◆ **WHAT THE EXERCISE ASKS**: Below are records; count the lines in them that hold "dash" and give only the count.

◆ **EXERCISE INPUTS**:

══════════════════════════════

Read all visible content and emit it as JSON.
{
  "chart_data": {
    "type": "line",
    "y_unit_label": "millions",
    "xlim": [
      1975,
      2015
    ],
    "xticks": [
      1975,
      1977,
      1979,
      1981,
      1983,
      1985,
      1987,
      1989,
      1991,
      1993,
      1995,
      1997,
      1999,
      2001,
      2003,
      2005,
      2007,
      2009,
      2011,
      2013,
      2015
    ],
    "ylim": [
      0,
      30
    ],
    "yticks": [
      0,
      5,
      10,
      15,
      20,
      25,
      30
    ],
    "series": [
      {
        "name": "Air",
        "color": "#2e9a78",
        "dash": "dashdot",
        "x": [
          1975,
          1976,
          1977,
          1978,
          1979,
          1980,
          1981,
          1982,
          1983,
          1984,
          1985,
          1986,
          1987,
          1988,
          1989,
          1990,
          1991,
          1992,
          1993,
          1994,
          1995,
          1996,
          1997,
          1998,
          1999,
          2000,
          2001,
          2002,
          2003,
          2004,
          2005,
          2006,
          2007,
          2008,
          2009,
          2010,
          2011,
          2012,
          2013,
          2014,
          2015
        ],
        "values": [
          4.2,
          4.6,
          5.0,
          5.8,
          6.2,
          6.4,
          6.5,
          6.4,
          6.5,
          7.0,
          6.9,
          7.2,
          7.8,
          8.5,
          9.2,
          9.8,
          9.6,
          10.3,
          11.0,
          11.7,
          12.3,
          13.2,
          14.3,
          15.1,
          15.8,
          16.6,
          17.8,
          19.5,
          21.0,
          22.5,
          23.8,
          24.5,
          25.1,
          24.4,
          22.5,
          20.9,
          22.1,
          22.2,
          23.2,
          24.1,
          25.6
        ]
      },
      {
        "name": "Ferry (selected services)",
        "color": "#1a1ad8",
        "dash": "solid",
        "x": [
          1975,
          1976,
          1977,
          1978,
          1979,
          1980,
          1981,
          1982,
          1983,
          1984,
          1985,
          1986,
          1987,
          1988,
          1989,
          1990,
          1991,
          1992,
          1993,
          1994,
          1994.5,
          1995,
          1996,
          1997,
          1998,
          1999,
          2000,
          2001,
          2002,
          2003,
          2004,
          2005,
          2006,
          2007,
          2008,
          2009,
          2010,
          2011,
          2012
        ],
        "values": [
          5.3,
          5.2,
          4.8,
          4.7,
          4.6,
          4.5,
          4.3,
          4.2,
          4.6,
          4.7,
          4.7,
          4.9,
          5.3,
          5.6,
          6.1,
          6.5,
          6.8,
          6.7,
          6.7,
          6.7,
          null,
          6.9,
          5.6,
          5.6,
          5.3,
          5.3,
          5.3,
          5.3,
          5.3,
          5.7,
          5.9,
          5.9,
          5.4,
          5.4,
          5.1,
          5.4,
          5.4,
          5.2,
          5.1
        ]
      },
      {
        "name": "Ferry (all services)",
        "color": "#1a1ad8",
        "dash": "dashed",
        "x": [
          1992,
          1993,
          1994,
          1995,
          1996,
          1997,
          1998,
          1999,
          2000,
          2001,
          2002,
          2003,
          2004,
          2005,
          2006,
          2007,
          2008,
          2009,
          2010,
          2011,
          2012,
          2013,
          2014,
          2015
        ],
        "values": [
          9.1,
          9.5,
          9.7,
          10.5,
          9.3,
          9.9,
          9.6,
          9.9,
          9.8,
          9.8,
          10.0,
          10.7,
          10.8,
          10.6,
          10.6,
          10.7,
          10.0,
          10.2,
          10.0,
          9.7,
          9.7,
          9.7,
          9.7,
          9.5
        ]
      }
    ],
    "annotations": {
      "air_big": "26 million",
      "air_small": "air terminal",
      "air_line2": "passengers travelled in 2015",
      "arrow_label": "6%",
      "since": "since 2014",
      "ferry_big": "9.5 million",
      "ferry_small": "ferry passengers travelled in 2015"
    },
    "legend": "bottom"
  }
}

══════════════════════════════

◆ **CORRECT ANSWER**: 3